* **Task to carry out**
Print the data exactly as it is given, please.

----------------------------------------

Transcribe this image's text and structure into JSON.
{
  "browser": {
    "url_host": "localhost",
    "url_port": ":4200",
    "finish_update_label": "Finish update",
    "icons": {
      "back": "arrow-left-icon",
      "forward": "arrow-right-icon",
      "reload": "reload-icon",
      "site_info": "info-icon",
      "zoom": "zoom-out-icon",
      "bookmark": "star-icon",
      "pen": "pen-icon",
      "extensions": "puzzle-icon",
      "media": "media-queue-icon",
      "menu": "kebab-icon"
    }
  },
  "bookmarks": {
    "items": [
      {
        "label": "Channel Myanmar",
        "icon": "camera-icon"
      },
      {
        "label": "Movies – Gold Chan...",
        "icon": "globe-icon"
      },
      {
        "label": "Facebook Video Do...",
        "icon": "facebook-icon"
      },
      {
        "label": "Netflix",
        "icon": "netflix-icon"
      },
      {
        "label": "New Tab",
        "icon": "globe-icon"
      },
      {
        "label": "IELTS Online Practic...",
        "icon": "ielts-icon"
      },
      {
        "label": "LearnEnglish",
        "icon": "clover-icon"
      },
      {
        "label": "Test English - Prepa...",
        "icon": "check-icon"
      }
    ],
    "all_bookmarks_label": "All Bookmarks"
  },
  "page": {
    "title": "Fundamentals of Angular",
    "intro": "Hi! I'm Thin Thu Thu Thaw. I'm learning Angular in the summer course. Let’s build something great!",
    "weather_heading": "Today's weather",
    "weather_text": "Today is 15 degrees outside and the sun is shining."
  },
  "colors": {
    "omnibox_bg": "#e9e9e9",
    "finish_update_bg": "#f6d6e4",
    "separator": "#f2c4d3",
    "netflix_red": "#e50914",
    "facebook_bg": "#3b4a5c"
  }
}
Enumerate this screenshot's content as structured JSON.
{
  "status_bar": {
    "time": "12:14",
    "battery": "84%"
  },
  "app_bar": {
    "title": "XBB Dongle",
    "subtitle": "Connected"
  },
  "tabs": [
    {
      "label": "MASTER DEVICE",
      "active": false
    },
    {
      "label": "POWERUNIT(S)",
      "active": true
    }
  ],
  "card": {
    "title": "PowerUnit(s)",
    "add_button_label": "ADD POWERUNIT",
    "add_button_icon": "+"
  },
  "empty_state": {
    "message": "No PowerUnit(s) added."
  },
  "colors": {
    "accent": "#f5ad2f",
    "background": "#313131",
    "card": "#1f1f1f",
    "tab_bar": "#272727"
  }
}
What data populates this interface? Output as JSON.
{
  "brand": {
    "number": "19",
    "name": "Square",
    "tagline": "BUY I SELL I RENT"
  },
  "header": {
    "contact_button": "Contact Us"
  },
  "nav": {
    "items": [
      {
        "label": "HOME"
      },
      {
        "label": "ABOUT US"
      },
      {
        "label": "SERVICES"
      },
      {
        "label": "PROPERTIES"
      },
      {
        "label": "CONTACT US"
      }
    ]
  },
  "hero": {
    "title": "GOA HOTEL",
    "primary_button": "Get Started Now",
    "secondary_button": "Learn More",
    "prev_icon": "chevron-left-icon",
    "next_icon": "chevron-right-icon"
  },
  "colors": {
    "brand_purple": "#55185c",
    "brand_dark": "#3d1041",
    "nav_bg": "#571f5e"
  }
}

----------------------------------------

* **Final result**
Transcribe this image's text and structure into JSON.
{
  "browser": {
    "url_host": "localhost",
    "url_port": ":4200",
    "finish_update_label": "Finish update",
    "icons": {
      "back": "arrow-left-icon",
      "forward": "arrow-right-icon",
      "reload": "reload-icon",
      "site_info": "info-icon",
      "zoom": "zoom-out-icon",
      "bookmark": "star-icon",
      "pen": "pen-icon",
      "extensions": "puzzle-icon",
      "media": "media-queue-icon",
      "menu": "kebab-icon"
    }
  },
  "bookmarks": {
    "items": [
      {
        "label": "Channel Myanmar",
        "icon": "camera-icon"
      },
      {
        "label": "Movies – Gold Chan...",
        "icon": "globe-icon"
      },
      {
        "label": "Facebook Video Do...",
        "icon": "facebook-icon"
      },
      {
        "label": "Netflix",
        "icon": "netflix-icon"
      },
      {
        "label": "New Tab",
        "icon": "globe-icon"
      },
      {
        "label": "IELTS Online Practic...",
        "icon": "ielts-icon"
      },
      {
        "label": "LearnEnglish",
        "icon": "clover-icon"
      },
      {
        "label": "Test English - Prepa...",
        "icon": "check-icon"
      }
    ],
    "all_bookmarks_label": "All Bookmarks"
  },
  "page": {
    "title": "Fundamentals of Angular",
    "intro": "Hi! I'm Thin Thu Thu Thaw. I'm learning Angular in the summer course. Let’s build something great!",
    "weather_heading": "Today's weather",
    "weather_text": "Today is 15 degrees outside and the sun is shining."
  },
  "colors": {
    "omnibox_bg": "#e9e9e9",
    "finish_update_bg": "#f6d6e4",
    "separator": "#f2c4d3",
    "netflix_red": "#e50914",
    "facebook_bg": "#3b4a5c"
  }
}
Enumerate this screenshot's content as structured JSON.
{
  "status_bar": {
    "time": "12:14",
    "battery": "84%"
  },
  "app_bar": {
    "title": "XBB Dongle",
    "subtitle": "Connected"
  },
  "tabs": [
    {
      "label": "MASTER DEVICE",
      "active": false
    },
    {
      "label": "POWERUNIT(S)",
      "active": true
    }
  ],
  "card": {
    "title": "PowerUnit(s)",
    "add_button_label": "ADD POWERUNIT",
    "add_button_icon": "+"
  },
  "empty_state": {
    "message": "No PowerUnit(s) added."
  },
  "colors": {
    "accent": "#f5ad2f",
    "background": "#313131",
    "card": "#1f1f1f",
    "tab_bar": "#272727"
  }
}
What data populates this interface? Output as JSON.
{
  "brand": {
    "number": "19",
    "name": "Square",
    "tagline": "BUY I SELL I RENT"
  },
  "header": {
    "contact_button": "Contact Us"
  },
  "nav": {
    "items": [
      {
        "label": "HOME"
      },
      {
        "label": "ABOUT US"
      },
      {
        "label": "SERVICES"
      },
      {
        "label": "PROPERTIES"
      },
      {
        "label": "CONTACT US"
      }
    ]
  },
  "hero": {
    "title": "GOA HOTEL",
    "primary_button": "Get Started Now",
    "secondary_button": "Learn More",
    "prev_icon": "chevron-left-icon",
    "next_icon": "chevron-right-icon"
  },
  "colors": {
    "brand_purple": "#55185c",
    "brand_dark": "#3d1041",
    "nav_bg": "#571f5e"
  }
}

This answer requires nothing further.